Exercise aim:
Each entry below should be reproduced character for character.

Input:

>> Begin

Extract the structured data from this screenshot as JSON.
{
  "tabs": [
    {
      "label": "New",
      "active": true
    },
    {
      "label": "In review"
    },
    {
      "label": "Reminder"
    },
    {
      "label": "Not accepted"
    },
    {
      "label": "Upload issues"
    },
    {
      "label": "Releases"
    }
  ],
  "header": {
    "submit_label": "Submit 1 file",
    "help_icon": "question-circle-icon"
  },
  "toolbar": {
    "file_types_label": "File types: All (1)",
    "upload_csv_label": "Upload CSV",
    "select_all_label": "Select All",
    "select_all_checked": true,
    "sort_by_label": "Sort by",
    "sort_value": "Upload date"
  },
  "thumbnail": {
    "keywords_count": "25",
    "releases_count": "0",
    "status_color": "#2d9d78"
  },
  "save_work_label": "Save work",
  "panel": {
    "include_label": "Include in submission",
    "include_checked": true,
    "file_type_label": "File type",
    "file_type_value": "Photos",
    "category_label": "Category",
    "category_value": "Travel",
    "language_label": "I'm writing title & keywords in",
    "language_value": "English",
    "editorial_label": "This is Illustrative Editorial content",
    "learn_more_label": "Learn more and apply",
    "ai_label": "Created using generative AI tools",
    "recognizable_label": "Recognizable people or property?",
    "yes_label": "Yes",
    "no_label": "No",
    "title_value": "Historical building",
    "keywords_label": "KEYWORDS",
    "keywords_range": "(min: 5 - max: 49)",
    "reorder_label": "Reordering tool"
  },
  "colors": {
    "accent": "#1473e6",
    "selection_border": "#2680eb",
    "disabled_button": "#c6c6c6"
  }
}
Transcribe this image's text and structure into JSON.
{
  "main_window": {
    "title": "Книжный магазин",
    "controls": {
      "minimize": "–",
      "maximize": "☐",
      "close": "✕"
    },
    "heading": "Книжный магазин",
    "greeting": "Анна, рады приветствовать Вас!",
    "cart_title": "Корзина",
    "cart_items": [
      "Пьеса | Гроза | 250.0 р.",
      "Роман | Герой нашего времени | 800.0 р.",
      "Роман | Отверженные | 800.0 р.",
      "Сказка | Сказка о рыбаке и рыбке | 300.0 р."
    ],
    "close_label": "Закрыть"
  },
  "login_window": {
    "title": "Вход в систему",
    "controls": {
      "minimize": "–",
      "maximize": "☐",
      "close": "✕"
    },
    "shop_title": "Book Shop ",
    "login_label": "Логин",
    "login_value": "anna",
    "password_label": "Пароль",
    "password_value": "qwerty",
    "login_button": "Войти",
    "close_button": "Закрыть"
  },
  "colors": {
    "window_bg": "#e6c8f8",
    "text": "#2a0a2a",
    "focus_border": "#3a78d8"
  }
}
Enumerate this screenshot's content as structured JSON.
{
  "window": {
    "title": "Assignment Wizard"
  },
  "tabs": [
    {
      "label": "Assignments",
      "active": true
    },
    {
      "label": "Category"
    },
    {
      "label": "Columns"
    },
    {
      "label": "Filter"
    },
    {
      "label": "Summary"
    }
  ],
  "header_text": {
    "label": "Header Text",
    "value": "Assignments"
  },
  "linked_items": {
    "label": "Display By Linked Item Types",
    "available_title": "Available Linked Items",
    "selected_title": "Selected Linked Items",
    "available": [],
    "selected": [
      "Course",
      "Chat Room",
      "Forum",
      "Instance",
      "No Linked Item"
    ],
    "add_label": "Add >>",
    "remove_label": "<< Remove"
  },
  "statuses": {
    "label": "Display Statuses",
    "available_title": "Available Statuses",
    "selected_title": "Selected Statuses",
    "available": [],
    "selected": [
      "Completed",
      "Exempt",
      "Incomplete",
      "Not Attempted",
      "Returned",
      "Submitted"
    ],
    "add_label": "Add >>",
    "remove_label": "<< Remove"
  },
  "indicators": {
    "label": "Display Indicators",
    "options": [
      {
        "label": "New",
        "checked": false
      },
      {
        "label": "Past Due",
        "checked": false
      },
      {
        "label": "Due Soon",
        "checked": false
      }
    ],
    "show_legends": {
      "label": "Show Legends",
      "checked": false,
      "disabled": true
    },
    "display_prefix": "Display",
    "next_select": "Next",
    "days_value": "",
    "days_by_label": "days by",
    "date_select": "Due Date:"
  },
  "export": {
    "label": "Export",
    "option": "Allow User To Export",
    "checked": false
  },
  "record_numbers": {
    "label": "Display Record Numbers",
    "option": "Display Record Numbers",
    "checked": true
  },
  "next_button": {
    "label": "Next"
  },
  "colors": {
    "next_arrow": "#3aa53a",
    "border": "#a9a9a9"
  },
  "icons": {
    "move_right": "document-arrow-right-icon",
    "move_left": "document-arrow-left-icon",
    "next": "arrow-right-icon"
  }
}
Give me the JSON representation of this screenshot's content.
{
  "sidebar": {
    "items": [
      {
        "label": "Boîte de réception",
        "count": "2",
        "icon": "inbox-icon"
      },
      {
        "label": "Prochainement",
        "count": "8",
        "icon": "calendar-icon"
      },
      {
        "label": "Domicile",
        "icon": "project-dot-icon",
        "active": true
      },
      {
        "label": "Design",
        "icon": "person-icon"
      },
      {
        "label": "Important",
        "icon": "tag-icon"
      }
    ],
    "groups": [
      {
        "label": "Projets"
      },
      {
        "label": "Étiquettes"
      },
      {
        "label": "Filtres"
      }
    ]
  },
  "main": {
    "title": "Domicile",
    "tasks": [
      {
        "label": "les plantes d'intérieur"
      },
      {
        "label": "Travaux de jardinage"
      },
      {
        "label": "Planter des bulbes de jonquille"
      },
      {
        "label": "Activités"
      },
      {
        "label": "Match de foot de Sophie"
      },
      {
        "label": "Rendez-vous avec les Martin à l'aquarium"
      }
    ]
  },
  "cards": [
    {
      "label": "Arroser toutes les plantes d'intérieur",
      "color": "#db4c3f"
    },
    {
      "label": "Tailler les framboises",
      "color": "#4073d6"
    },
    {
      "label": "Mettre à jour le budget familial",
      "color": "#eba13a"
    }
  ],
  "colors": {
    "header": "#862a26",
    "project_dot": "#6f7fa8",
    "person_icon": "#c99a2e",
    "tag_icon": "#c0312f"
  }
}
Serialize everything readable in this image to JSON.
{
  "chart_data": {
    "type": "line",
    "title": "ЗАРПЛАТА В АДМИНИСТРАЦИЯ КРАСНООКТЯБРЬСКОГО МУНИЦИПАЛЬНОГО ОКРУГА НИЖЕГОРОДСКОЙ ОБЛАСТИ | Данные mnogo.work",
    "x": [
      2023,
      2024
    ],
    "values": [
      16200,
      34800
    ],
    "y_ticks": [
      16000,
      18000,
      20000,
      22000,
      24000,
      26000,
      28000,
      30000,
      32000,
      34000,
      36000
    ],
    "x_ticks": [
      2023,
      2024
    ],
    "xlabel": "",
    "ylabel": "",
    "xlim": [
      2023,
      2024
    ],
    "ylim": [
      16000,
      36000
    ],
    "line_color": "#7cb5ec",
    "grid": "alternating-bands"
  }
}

>> End

Completed exercise:
Extract the structured data from this screenshot as JSON.
{
  "tabs": [
    {
      "label": "New",
      "active": true
    },
    {
      "label": "In review"
    },
    {
      "label": "Reminder"
    },
    {
      "label": "Not accepted"
    },
    {
      "label": "Upload issues"
    },
    {
      "label": "Releases"
    }
  ],
  "header": {
    "submit_label": "Submit 1 file",
    "help_icon": "question-circle-icon"
  },
  "toolbar": {
    "file_types_label": "File types: All (1)",
    "upload_csv_label": "Upload CSV",
    "select_all_label": "Select All",
    "select_all_checked": true,
    "sort_by_label": "Sort by",
    "sort_value": "Upload date"
  },
  "thumbnail": {
    "keywords_count": "25",
    "releases_count": "0",
    "status_color": "#2d9d78"
  },
  "save_work_label": "Save work",
  "panel": {
    "include_label": "Include in submission",
    "include_checked": true,
    "file_type_label": "File type",
    "file_type_value": "Photos",
    "category_label": "Category",
    "category_value": "Travel",
    "language_label": "I'm writing title & keywords in",
    "language_value": "English",
    "editorial_label": "This is Illustrative Editorial content",
    "learn_more_label": "Learn more and apply",
    "ai_label": "Created using generative AI tools",
    "recognizable_label": "Recognizable people or property?",
    "yes_label": "Yes",
    "no_label": "No",
    "title_value": "Historical building",
    "keywords_label": "KEYWORDS",
    "keywords_range": "(min: 5 - max: 49)",
    "reorder_label": "Reordering tool"
  },
  "colors": {
    "accent": "#1473e6",
    "selection_border": "#2680eb",
    "disabled_button": "#c6c6c6"
  }
}
Transcribe this image's text and structure into JSON.
{
  "main_window": {
    "title": "Книжный магазин",
    "controls": {
      "minimize": "–",
      "maximize": "☐",
      "close": "✕"
    },
    "heading": "Книжный магазин",
    "greeting": "Анна, рады приветствовать Вас!",
    "cart_title": "Корзина",
    "cart_items": [
      "Пьеса | Гроза | 250.0 р.",
      "Роман | Герой нашего времени | 800.0 р.",
      "Роман | Отверженные | 800.0 р.",
      "Сказка | Сказка о рыбаке и рыбке | 300.0 р."
    ],
    "close_label": "Закрыть"
  },
  "login_window": {
    "title": "Вход в систему",
    "controls": {
      "minimize": "–",
      "maximize": "☐",
      "close": "✕"
    },
    "shop_title": "Book Shop ",
    "login_label": "Логин",
    "login_value": "anna",
    "password_label": "Пароль",
    "password_value": "qwerty",
    "login_button": "Войти",
    "close_button": "Закрыть"
  },
  "colors": {
    "window_bg": "#e6c8f8",
    "text": "#2a0a2a",
    "focus_border": "#3a78d8"
  }
}
Enumerate this screenshot's content as structured JSON.
{
  "window": {
    "title": "Assignment Wizard"
  },
  "tabs": [
    {
      "label": "Assignments",
      "active": true
    },
    {
      "label": "Category"
    },
    {
      "label": "Columns"
    },
    {
      "label": "Filter"
    },
    {
      "label": "Summary"
    }
  ],
  "header_text": {
    "label": "Header Text",
    "value": "Assignments"
  },
  "linked_items": {
    "label": "Display By Linked Item Types",
    "available_title": "Available Linked Items",
    "selected_title": "Selected Linked Items",
    "available": [],
    "selected": [
      "Course",
      "Chat Room",
      "Forum",
      "Instance",
      "No Linked Item"
    ],
    "add_label": "Add >>",
    "remove_label": "<< Remove"
  },
  "statuses": {
    "label": "Display Statuses",
    "available_title": "Available Statuses",
    "selected_title": "Selected Statuses",
    "available": [],
    "selected": [
      "Completed",
      "Exempt",
      "Incomplete",
      "Not Attempted",
      "Returned",
      "Submitted"
    ],
    "add_label": "Add >>",
    "remove_label": "<< Remove"
  },
  "indicators": {
    "label": "Display Indicators",
    "options": [
      {
        "label": "New",
        "checked": false
      },
      {
        "label": "Past Due",
        "checked": false
      },
      {
        "label": "Due Soon",
        "checked": false
      }
    ],
    "show_legends": {
      "label": "Show Legends",
      "checked": false,
      "disabled": true
    },
    "display_prefix": "Display",
    "next_select": "Next",
    "days_value": "",
    "days_by_label": "days by",
    "date_select": "Due Date:"
  },
  "export": {
    "label": "Export",
    "option": "Allow User To Export",
    "checked": false
  },
  "record_numbers": {
    "label": "Display Record Numbers",
    "option": "Display Record Numbers",
    "checked": true
  },
  "next_button": {
    "label": "Next"
  },
  "colors": {
    "next_arrow": "#3aa53a",
    "border": "#a9a9a9"
  },
  "icons": {
    "move_right": "document-arrow-right-icon",
    "move_left": "document-arrow-left-icon",
    "next": "arrow-right-icon"
  }
}
Give me the JSON representation of this screenshot's content.
{
  "sidebar": {
    "items": [
      {
        "label": "Boîte de réception",
        "count": "2",
        "icon": "inbox-icon"
      },
      {
        "label": "Prochainement",
        "count": "8",
        "icon": "calendar-icon"
      },
      {
        "label": "Domicile",
        "icon": "project-dot-icon",
        "active": true
      },
      {
        "label": "Design",
        "icon": "person-icon"
      },
      {
        "label": "Important",
        "icon": "tag-icon"
      }
    ],
    "groups": [
      {
        "label": "Projets"
      },
      {
        "label": "Étiquettes"
      },
      {
        "label": "Filtres"
      }
    ]
  },
  "main": {
    "title": "Domicile",
    "tasks": [
      {
        "label": "les plantes d'intérieur"
      },
      {
        "label": "Travaux de jardinage"
      },
      {
        "label": "Planter des bulbes de jonquille"
      },
      {
        "label": "Activités"
      },
      {
        "label": "Match de foot de Sophie"
      },
      {
        "label": "Rendez-vous avec les Martin à l'aquarium"
      }
    ]
  },
  "cards": [
    {
      "label": "Arroser toutes les plantes d'intérieur",
      "color": "#db4c3f"
    },
    {
      "label": "Tailler les framboises",
      "color": "#4073d6"
    },
    {
      "label": "Mettre à jour le budget familial",
      "color": "#eba13a"
    }
  ],
  "colors": {
    "header": "#862a26",
    "project_dot": "#6f7fa8",
    "person_icon": "#c99a2e",
    "tag_icon": "#c0312f"
  }
}
Serialize everything readable in this image to JSON.
{
  "chart_data": {
    "type": "line",
    "title": "ЗАРПЛАТА В АДМИНИСТРАЦИЯ КРАСНООКТЯБРЬСКОГО МУНИЦИПАЛЬНОГО ОКРУГА НИЖЕГОРОДСКОЙ ОБЛАСТИ | Данные mnogo.work",
    "x": [
      2023,
      2024
    ],
    "values": [
      16200,
      34800
    ],
    "y_ticks": [
      16000,
      18000,
      20000,
      22000,
      24000,
      26000,
      28000,
      30000,
      32000,
      34000,
      36000
    ],
    "x_ticks": [
      2023,
      2024
    ],
    "xlabel": "",
    "ylabel": "",
    "xlim": [
      2023,
      2024
    ],
    "ylim": [
      16000,
      36000
    ],
    "line_color": "#7cb5ec",
    "grid": "alternating-bands"
  }
}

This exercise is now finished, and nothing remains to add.